Exclude any images and output the remaining records exactly.

Start of MATERIAL PROVIDED

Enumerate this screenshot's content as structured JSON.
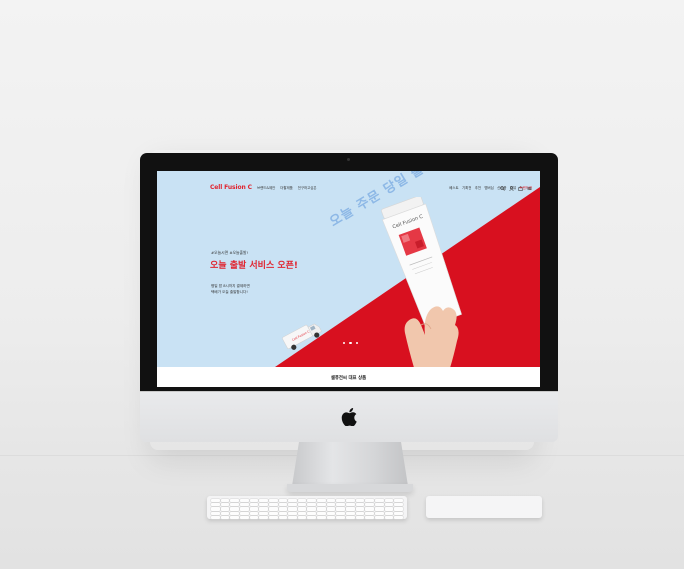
{
  "site": {
    "logo": "Cell Fusion C",
    "nav_main": [
      "브랜드&제안",
      "더할제품",
      "전구하고싶은"
    ],
    "nav_util": [
      "베스트",
      "기획전",
      "추천",
      "멤버십",
      "신상품",
      "리뷰",
      "브랜드관"
    ],
    "util_icons": [
      "search-icon",
      "user-icon",
      "bag-icon",
      "menu-icon"
    ]
  },
  "hero": {
    "hashtags": "#오늘시면 #오늘출발!",
    "headline": "오늘 출발 서비스 오픈!",
    "desc_line1": "평일 밤 8시까지 결제하면",
    "desc_line2": "택배가 오늘 출발합니다!",
    "diagonal_text": "오늘 주문 당일 출고",
    "tube_brand": "Cell Fusion C",
    "truck_brand": "Cell Fusion C",
    "slide_count": 3
  },
  "section": {
    "title": "셀퓨전씨 대표 상품"
  },
  "colors": {
    "brand_red": "#e0242f",
    "hero_blue": "#c9e2f4",
    "hero_red": "#d8101f"
  }
}
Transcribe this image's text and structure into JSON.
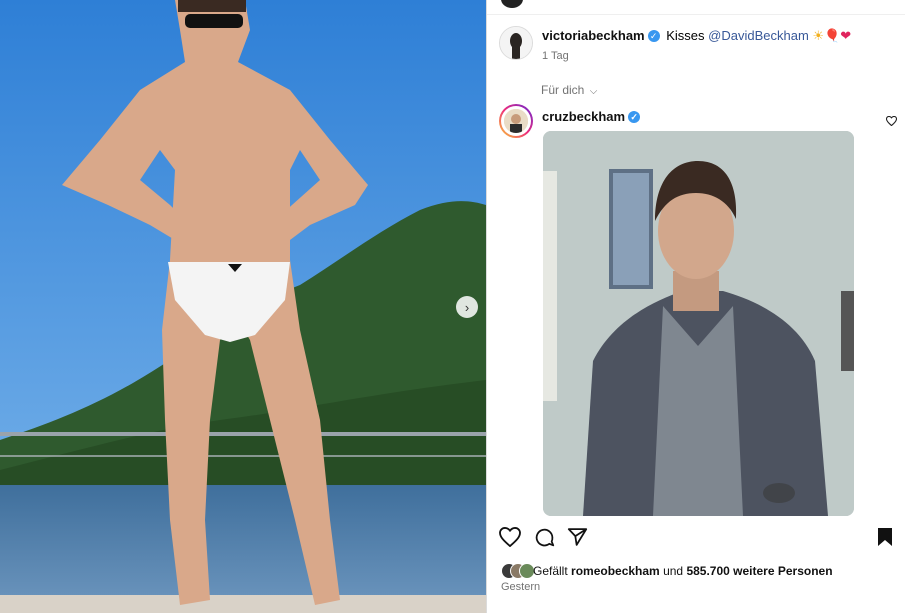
{
  "comment": {
    "username": "victoriabeckham",
    "text": "Kisses",
    "mention": "@DavidBeckham",
    "emojis": {
      "sun": "☀",
      "balloon": "🎈",
      "heart": "❤"
    },
    "time": "1 Tag"
  },
  "feed_filter": {
    "label": "Für dich",
    "chevron": "⌵"
  },
  "post": {
    "username": "cruzbeckham",
    "likes_prefix": "Gefällt",
    "liked_by": "romeobeckham",
    "likes_and": "und",
    "likes_others": "585.700 weitere Personen",
    "date": "Gestern"
  },
  "icons": {
    "next": "chevron-right-icon",
    "like": "heart-icon",
    "comment": "comment-icon",
    "share": "send-icon",
    "save": "bookmark-icon",
    "verified": "verified-badge-icon"
  },
  "colors": {
    "verified": "#3897f0",
    "mention": "#385898",
    "muted": "#737373"
  }
}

End of MATERIAL PROVIDED

» RESULT OF THIS EXERCISE
Enumerate this screenshot's content as structured JSON.
{
  "site": {
    "logo": "Cell Fusion C",
    "nav_main": [
      "브랜드&제안",
      "더할제품",
      "전구하고싶은"
    ],
    "nav_util": [
      "베스트",
      "기획전",
      "추천",
      "멤버십",
      "신상품",
      "리뷰",
      "브랜드관"
    ],
    "util_icons": [
      "search-icon",
      "user-icon",
      "bag-icon",
      "menu-icon"
    ]
  },
  "hero": {
    "hashtags": "#오늘시면 #오늘출발!",
    "headline": "오늘 출발 서비스 오픈!",
    "desc_line1": "평일 밤 8시까지 결제하면",
    "desc_line2": "택배가 오늘 출발합니다!",
    "diagonal_text": "오늘 주문 당일 출고",
    "tube_brand": "Cell Fusion C",
    "truck_brand": "Cell Fusion C",
    "slide_count": 3
  },
  "section": {
    "title": "셀퓨전씨 대표 상품"
  },
  "colors": {
    "brand_red": "#e0242f",
    "hero_blue": "#c9e2f4",
    "hero_red": "#d8101f"
  }
}
Transcribe this image's text and structure into JSON.
{
  "comment": {
    "username": "victoriabeckham",
    "text": "Kisses",
    "mention": "@DavidBeckham",
    "emojis": {
      "sun": "☀",
      "balloon": "🎈",
      "heart": "❤"
    },
    "time": "1 Tag"
  },
  "feed_filter": {
    "label": "Für dich",
    "chevron": "⌵"
  },
  "post": {
    "username": "cruzbeckham",
    "likes_prefix": "Gefällt",
    "liked_by": "romeobeckham",
    "likes_and": "und",
    "likes_others": "585.700 weitere Personen",
    "date": "Gestern"
  },
  "icons": {
    "next": "chevron-right-icon",
    "like": "heart-icon",
    "comment": "comment-icon",
    "share": "send-icon",
    "save": "bookmark-icon",
    "verified": "verified-badge-icon"
  },
  "colors": {
    "verified": "#3897f0",
    "mention": "#385898",
    "muted": "#737373"
  }
}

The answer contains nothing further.